> [Задание]:
Перепишите целиком и без изменений приведенный ниже отрывок о хирурге медсанбата.

> [Отрывок текста]:
··········

Из палатки, на которую указала девушка, как это ни странно, доносились звуки музыки. На очень плохом патефоне [47] с тупой иголкой крутилась пластинка. Голос Ивана Козловского пел на украинском языке «Дивлюсь я на небо». Пластинка была совершенно заигранная. Может быть, это была даже и не пластинка, а кто-то переписал мелодию на рентгеновскую пленку, что часто делалось на фронте. И все же прелесть голоса в сочетании с дивной грустной мелодией прорывалась даже через эти повторяющиеся «оу, оу».

Песня кончалась и начиналась снова и снова. Слушать было просто невозможно. Я отошел и присел на носилки, что стояли у входа в операционную.

Как раз в это время оттуда вышел пожилой коренастый человек в окровавленном халате. Выйдя, он снял белый колпачок, сдвинул вниз марлевую повязку. Большой, грузный, с головой, подстриженной коротким бобриком, придававшим ей квадратную форму, он вынул из-под халата кисет, достал газету и стал вертеть цигарку. Очень он походил на хирурга, описанного Львом Толстым в «Севастопольских рассказах». Да он и был хирургом, начальником медсанбата.

Когда я подошел к нему, он поднял усталые глаза.

— Вам что?

Рекомендовался. Пояснил, кто я, сказал о цели прихода. Точно бегун на длинные дистанции после тяжелого маршрута, он как бы медленно приходил в себя, извинился за свой неласковый вопрос.

— Одичаешь тут. Шестого отоперировал с утра.

В ответ на мою просьбу сказал:

— Что ж, сходите, посетите. Разрешаю. Только не советую, ничего веселого не увидите. Кровищи потерял ужас сколько. Покой, покой ему нужен. Абсолютный покой.

··········

> [Исходный материал]:
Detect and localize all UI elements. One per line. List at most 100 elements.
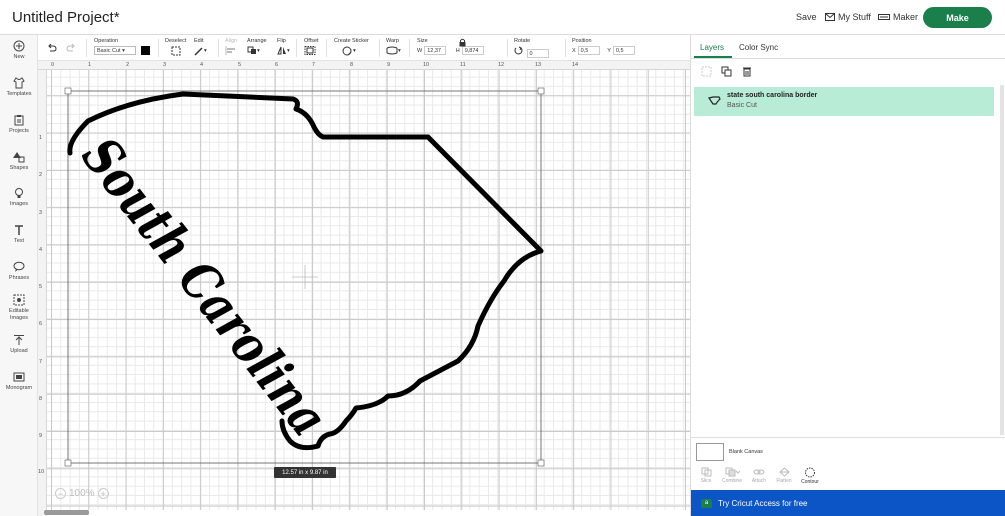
ungroup-icon[interactable] (701, 66, 712, 77)
sidebar-item-editable-images[interactable]: Editable Images (0, 294, 38, 322)
zoom-in-icon[interactable]: + (97, 488, 109, 499)
selection-handle[interactable] (64, 459, 72, 467)
editable-image-icon (13, 294, 25, 306)
design-layer[interactable]: South Carolina (38, 61, 690, 516)
sidebar-item-shapes[interactable]: Shapes (0, 151, 38, 172)
rotate-icon (514, 46, 523, 55)
redo-icon[interactable] (66, 43, 77, 52)
height-input[interactable]: 9,874 (461, 46, 484, 55)
sidebar-item-monogram[interactable]: Monogram (0, 371, 38, 392)
layer-item[interactable]: state south carolina border Basic Cut (694, 87, 994, 116)
sidebar-item-text[interactable]: Text (0, 224, 38, 245)
lock-icon[interactable] (459, 38, 466, 47)
project-title[interactable]: Untitled Project* (12, 9, 120, 26)
create-sticker-group[interactable]: Create Sticker ▾ (334, 38, 369, 58)
attach-button[interactable]: Attach (746, 467, 772, 484)
my-stuff-label: My Stuff (838, 12, 871, 22)
selection-handle[interactable] (537, 87, 545, 95)
zoom-control[interactable]: − 100% + (55, 488, 109, 499)
toolbar-divider (507, 39, 508, 57)
edit-toolbar: Operation Basic Cut ▾ Deselect Edit ▾ Al… (38, 35, 690, 61)
blank-canvas-row[interactable]: Blank Canvas (691, 437, 1005, 465)
sidebar-item-projects[interactable]: Projects (0, 114, 38, 135)
trash-icon[interactable] (742, 66, 752, 77)
sidebar-label-templates: Templates (6, 91, 32, 97)
save-button[interactable]: Save (796, 12, 817, 22)
shirt-icon (13, 77, 25, 89)
sidebar-item-new[interactable]: New (0, 40, 38, 61)
combine-icon (725, 467, 740, 477)
design-canvas[interactable]: 0 1 2 3 4 5 6 7 8 9 10 11 12 13 14 1 2 3… (38, 61, 690, 516)
align-icon (225, 46, 235, 55)
attach-icon (753, 469, 765, 475)
x-label: X (572, 48, 576, 54)
sidebar-label-monogram: Monogram (5, 385, 33, 391)
warp-group[interactable]: Warp ▾ (386, 38, 401, 57)
make-button[interactable]: Make (923, 7, 992, 28)
zoom-out-icon[interactable]: − (55, 488, 66, 499)
plus-circle-icon (13, 40, 25, 52)
pencil-icon (194, 47, 203, 56)
create-sticker-caption: Create Sticker (334, 38, 369, 44)
operation-group: Operation Basic Cut ▾ (94, 38, 150, 55)
layers-scrollbar[interactable] (1000, 85, 1004, 435)
design-script-text: South Carolina (70, 126, 340, 447)
width-input[interactable]: 12,37 (424, 46, 447, 55)
sidebar-label-editable-images: Editable Images (9, 308, 29, 321)
sidebar-item-templates[interactable]: Templates (0, 77, 38, 98)
maker-label: Maker (893, 12, 919, 22)
duplicate-icon[interactable] (721, 66, 732, 77)
slice-label: Slice (700, 478, 712, 484)
blank-canvas-swatch[interactable] (696, 443, 724, 461)
tab-color-sync[interactable]: Color Sync (739, 43, 778, 52)
sidebar-item-upload[interactable]: Upload (0, 334, 38, 355)
sidebar-item-images[interactable]: Images (0, 187, 38, 208)
contour-label: Contour (801, 479, 819, 485)
flip-group[interactable]: Flip ▾ (277, 38, 290, 57)
maker-button[interactable]: Maker (878, 12, 918, 22)
operation-value: Basic Cut (97, 48, 121, 54)
y-input[interactable]: 0,5 (612, 46, 635, 55)
slice-button[interactable]: Slice (693, 467, 719, 484)
flip-icon (277, 46, 286, 55)
cricut-access-banner[interactable]: a Try Cricut Access for free (691, 490, 1005, 516)
tab-layers[interactable]: Layers (700, 43, 724, 52)
sidebar-item-phrases[interactable]: Phrases (0, 261, 38, 282)
save-label: Save (796, 12, 817, 22)
color-swatch[interactable] (140, 46, 150, 55)
sidebar-label-projects: Projects (9, 128, 29, 134)
shapes-icon (13, 152, 25, 163)
align-caption: Align (225, 38, 238, 44)
rotate-input[interactable]: 0 (526, 49, 549, 58)
speech-bubble-icon (13, 261, 25, 272)
blank-canvas-label: Blank Canvas (729, 449, 763, 455)
combine-button[interactable]: Combine (719, 467, 745, 484)
y-label: Y (607, 48, 611, 54)
selection-handle[interactable] (537, 459, 545, 467)
combine-label: Combine (721, 478, 742, 484)
script-text-group: South Carolina (70, 126, 340, 447)
offset-caption: Offset (304, 38, 319, 44)
edit-group[interactable]: Edit ▾ (194, 38, 207, 58)
toolbar-divider (409, 39, 410, 57)
selection-handle[interactable] (64, 87, 72, 95)
undo-icon[interactable] (46, 43, 57, 52)
offset-group[interactable]: Offset (304, 38, 319, 57)
horizontal-scrollbar[interactable] (44, 510, 89, 515)
contour-button[interactable]: Contour (797, 467, 823, 485)
arrange-group[interactable]: Arrange ▾ (247, 38, 267, 57)
layer-name: state south carolina border (727, 92, 818, 99)
layer-shape-icon (708, 96, 721, 105)
envelope-icon (825, 13, 835, 21)
toolbar-divider (379, 39, 380, 57)
x-input[interactable]: 0,5 (577, 46, 600, 55)
operation-select[interactable]: Basic Cut ▾ (94, 46, 136, 55)
flatten-button[interactable]: Flatten (771, 467, 797, 484)
deselect-group[interactable]: Deselect (165, 38, 186, 58)
toolbar-divider (158, 39, 159, 57)
my-stuff-button[interactable]: My Stuff (825, 12, 871, 22)
warp-caption: Warp (386, 38, 399, 44)
align-group[interactable]: Align (225, 38, 237, 57)
position-caption: Position (572, 38, 592, 44)
toolbar-divider (86, 39, 87, 57)
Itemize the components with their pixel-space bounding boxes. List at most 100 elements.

··········

> [Письменный ответ]:
Из палатки, на которую указала девушка, как это ни странно, доносились звуки музыки. На очень плохом патефоне [47] с тупой иголкой крутилась пластинка. Голос Ивана Козловского пел на украинском языке «Дивлюсь я на небо». Пластинка была совершенно заигранная. Может быть, это была даже и не пластинка, а кто-то переписал мелодию на рентгеновскую пленку, что часто делалось на фронте. И все же прелесть голоса в сочетании с дивной грустной мелодией прорывалась даже через эти повторяющиеся «оу, оу».

Песня кончалась и начиналась снова и снова. Слушать было просто невозможно. Я отошел и присел на носилки, что стояли у входа в операционную.

Как раз в это время оттуда вышел пожилой коренастый человек в окровавленном халате. Выйдя, он снял белый колпачок, сдвинул вниз марлевую повязку. Большой, грузный, с головой, подстриженной коротким бобриком, придававшим ей квадратную форму, он вынул из-под халата кисет, достал газету и стал вертеть цигарку. Очень он походил на хирурга, описанного Львом Толстым в «Севастопольских рассказах». Да он и был хирургом, начальником медсанбата.

Когда я подошел к нему, он поднял усталые глаза.

— Вам что?

Рекомендовался. Пояснил, кто я, сказал о цели прихода. Точно бегун на длинные дистанции после тяжелого маршрута, он как бы медленно приходил в себя, извинился за свой неласковый вопрос.

— Одичаешь тут. Шестого отоперировал с утра.

В ответ на мою просьбу сказал:

— Что ж, сходите, посетите. Разрешаю. Только не советую, ничего веселого не увидите. Кровищи потерял ужас сколько. Покой, покой ему нужен. Абсолютный покой.